▽

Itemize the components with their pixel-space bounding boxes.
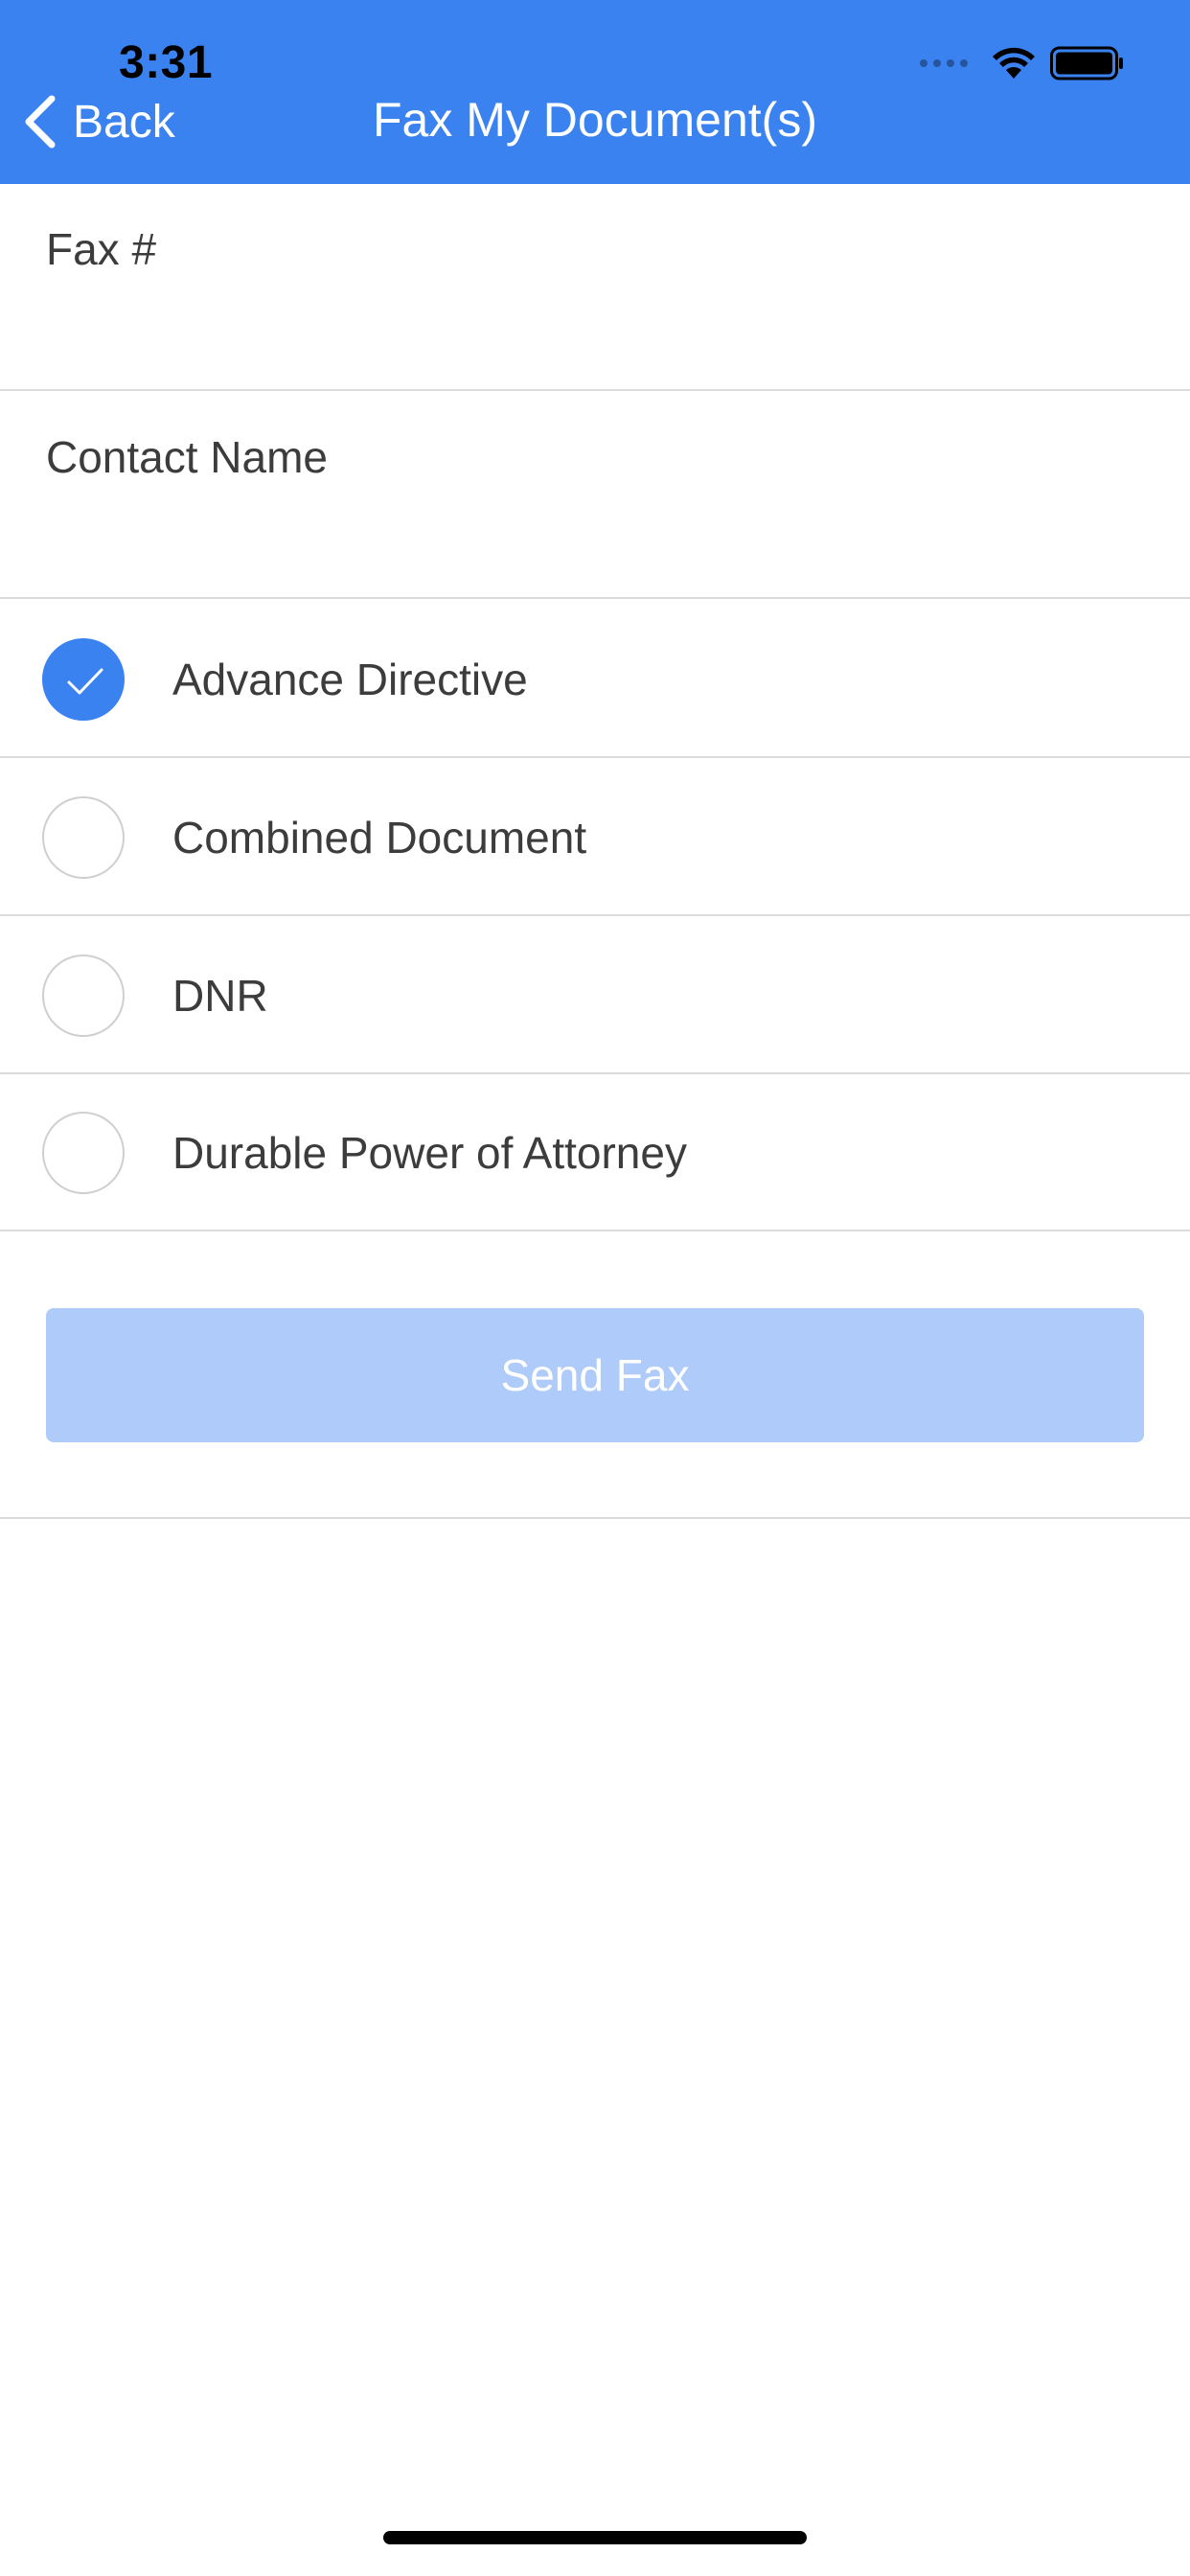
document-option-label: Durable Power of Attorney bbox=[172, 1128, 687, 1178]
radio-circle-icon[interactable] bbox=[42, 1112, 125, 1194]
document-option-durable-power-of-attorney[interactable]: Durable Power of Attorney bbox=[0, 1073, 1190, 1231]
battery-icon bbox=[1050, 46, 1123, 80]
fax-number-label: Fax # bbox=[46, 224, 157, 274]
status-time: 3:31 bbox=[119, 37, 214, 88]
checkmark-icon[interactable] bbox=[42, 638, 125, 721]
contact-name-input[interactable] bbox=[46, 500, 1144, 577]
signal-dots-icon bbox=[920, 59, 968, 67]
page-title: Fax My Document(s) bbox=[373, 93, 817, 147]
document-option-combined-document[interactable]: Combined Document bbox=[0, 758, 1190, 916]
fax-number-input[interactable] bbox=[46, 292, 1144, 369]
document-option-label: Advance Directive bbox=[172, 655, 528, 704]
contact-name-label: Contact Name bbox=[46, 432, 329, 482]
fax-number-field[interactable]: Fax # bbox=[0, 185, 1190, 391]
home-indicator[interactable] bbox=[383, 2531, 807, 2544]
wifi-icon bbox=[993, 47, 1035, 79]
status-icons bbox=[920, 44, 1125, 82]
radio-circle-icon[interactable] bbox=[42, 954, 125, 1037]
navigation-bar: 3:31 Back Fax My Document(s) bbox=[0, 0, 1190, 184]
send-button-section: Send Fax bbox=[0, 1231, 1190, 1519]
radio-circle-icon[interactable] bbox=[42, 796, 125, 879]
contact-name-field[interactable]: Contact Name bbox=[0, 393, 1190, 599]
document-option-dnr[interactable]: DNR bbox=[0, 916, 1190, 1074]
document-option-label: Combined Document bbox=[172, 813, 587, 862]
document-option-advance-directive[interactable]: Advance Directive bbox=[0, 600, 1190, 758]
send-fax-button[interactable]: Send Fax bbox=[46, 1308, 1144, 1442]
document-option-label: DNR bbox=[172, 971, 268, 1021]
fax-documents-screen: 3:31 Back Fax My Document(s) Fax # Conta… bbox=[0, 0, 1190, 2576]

△

_SET TASK_
Report how many lines of the records above contain the string "radio". Give only the number.

_EXERCISE RESPONSE_
3